## Begin Provided records
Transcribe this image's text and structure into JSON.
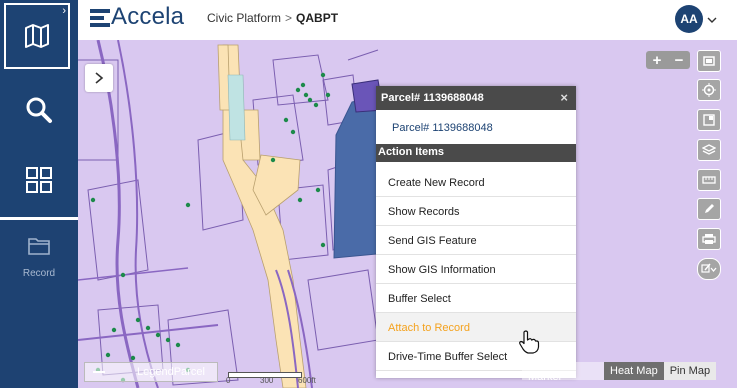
{
  "app": {
    "logo_text": "Accela",
    "breadcrumb_parent": "Civic Platform",
    "breadcrumb_separator": ">",
    "breadcrumb_current": "QABPT",
    "user_initials": "AA"
  },
  "sidebar": {
    "items": [
      {
        "name": "map",
        "icon": "map-icon"
      },
      {
        "name": "search",
        "icon": "search-icon"
      },
      {
        "name": "apps",
        "icon": "grid-icon"
      },
      {
        "name": "record",
        "icon": "folder-icon",
        "label": "Record"
      }
    ]
  },
  "map": {
    "controls": {
      "zoom_in": "+",
      "zoom_out": "−"
    },
    "scale_labels": [
      "0",
      "300",
      "600ft"
    ],
    "legend_label": "Legend",
    "legend_layer": "Parcel",
    "view_tabs": [
      "Cluster Marker",
      "Heat Map",
      "Pin Map"
    ]
  },
  "popup": {
    "title": "Parcel# 1139688048",
    "close": "×",
    "parcel_link": "Parcel# 1139688048",
    "section_title": "Action Items",
    "actions": [
      "Create New Record",
      "Show Records",
      "Send GIS Feature",
      "Show GIS Information",
      "Buffer Select",
      "Attach to Record",
      "Drive-Time Buffer Select"
    ],
    "hover_index": 5
  },
  "colors": {
    "sidebar": "#1d4373",
    "map_bg": "#d9c8f0",
    "road": "#fbe3b5",
    "selected_parcel": "#4a6ba8",
    "accent_hover": "#f4a21e",
    "point": "#1c8a4a"
  }
}
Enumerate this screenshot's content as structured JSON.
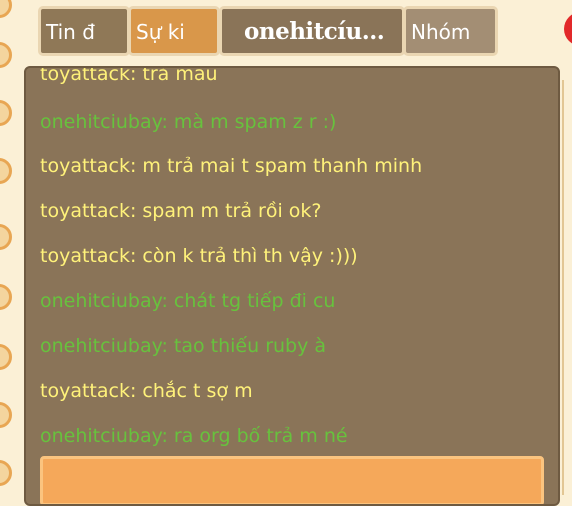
{
  "tabs": [
    {
      "label": "Tin đ"
    },
    {
      "label": "Sự ki"
    },
    {
      "label": "onehitcíu..."
    },
    {
      "label": "Nhóm"
    }
  ],
  "colors": {
    "other_user_text": "#fff27a",
    "self_user_text": "#67c23d",
    "panel_bg": "#8a7458",
    "input_bg": "#f5a85a"
  },
  "messages": [
    {
      "text": "toyattack: trả mau",
      "sender": "other"
    },
    {
      "text": "onehitciubay: mà m spam z r :)",
      "sender": "self"
    },
    {
      "text": "toyattack: m trả mai t spam thanh minh",
      "sender": "other"
    },
    {
      "text": "toyattack: spam m trả rồi ok?",
      "sender": "other"
    },
    {
      "text": "toyattack: còn k trả thì th vậy :)))",
      "sender": "other"
    },
    {
      "text": "onehitciubay: chát tg tiếp đi cu",
      "sender": "self"
    },
    {
      "text": "onehitciubay: tao thiếu ruby à",
      "sender": "self"
    },
    {
      "text": "toyattack: chắc t sợ m",
      "sender": "other"
    },
    {
      "text": "onehitciubay: ra org bố trả m né",
      "sender": "self"
    }
  ],
  "input": {
    "value": ""
  }
}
## End Provided records
* [What to do]: Copy the material above in full and exactly, skipping pictures.

* [Task response]:
Transcribe this image's text and structure into JSON.
{
  "app": {
    "logo_text": "Accela",
    "breadcrumb_parent": "Civic Platform",
    "breadcrumb_separator": ">",
    "breadcrumb_current": "QABPT",
    "user_initials": "AA"
  },
  "sidebar": {
    "items": [
      {
        "name": "map",
        "icon": "map-icon"
      },
      {
        "name": "search",
        "icon": "search-icon"
      },
      {
        "name": "apps",
        "icon": "grid-icon"
      },
      {
        "name": "record",
        "icon": "folder-icon",
        "label": "Record"
      }
    ]
  },
  "map": {
    "controls": {
      "zoom_in": "+",
      "zoom_out": "−"
    },
    "scale_labels": [
      "0",
      "300",
      "600ft"
    ],
    "legend_label": "Legend",
    "legend_layer": "Parcel",
    "view_tabs": [
      "Cluster Marker",
      "Heat Map",
      "Pin Map"
    ]
  },
  "popup": {
    "title": "Parcel# 1139688048",
    "close": "×",
    "parcel_link": "Parcel# 1139688048",
    "section_title": "Action Items",
    "actions": [
      "Create New Record",
      "Show Records",
      "Send GIS Feature",
      "Show GIS Information",
      "Buffer Select",
      "Attach to Record",
      "Drive-Time Buffer Select"
    ],
    "hover_index": 5
  },
  "colors": {
    "sidebar": "#1d4373",
    "map_bg": "#d9c8f0",
    "road": "#fbe3b5",
    "selected_parcel": "#4a6ba8",
    "accent_hover": "#f4a21e",
    "point": "#1c8a4a"
  }
}
Enumerate this screenshot's content as structured JSON.
{
  "tabs": [
    {
      "label": "Tin đ"
    },
    {
      "label": "Sự ki"
    },
    {
      "label": "onehitcíu..."
    },
    {
      "label": "Nhóm"
    }
  ],
  "colors": {
    "other_user_text": "#fff27a",
    "self_user_text": "#67c23d",
    "panel_bg": "#8a7458",
    "input_bg": "#f5a85a"
  },
  "messages": [
    {
      "text": "toyattack: trả mau",
      "sender": "other"
    },
    {
      "text": "onehitciubay: mà m spam z r :)",
      "sender": "self"
    },
    {
      "text": "toyattack: m trả mai t spam thanh minh",
      "sender": "other"
    },
    {
      "text": "toyattack: spam m trả rồi ok?",
      "sender": "other"
    },
    {
      "text": "toyattack: còn k trả thì th vậy :)))",
      "sender": "other"
    },
    {
      "text": "onehitciubay: chát tg tiếp đi cu",
      "sender": "self"
    },
    {
      "text": "onehitciubay: tao thiếu ruby à",
      "sender": "self"
    },
    {
      "text": "toyattack: chắc t sợ m",
      "sender": "other"
    },
    {
      "text": "onehitciubay: ra org bố trả m né",
      "sender": "self"
    }
  ],
  "input": {
    "value": ""
  }
}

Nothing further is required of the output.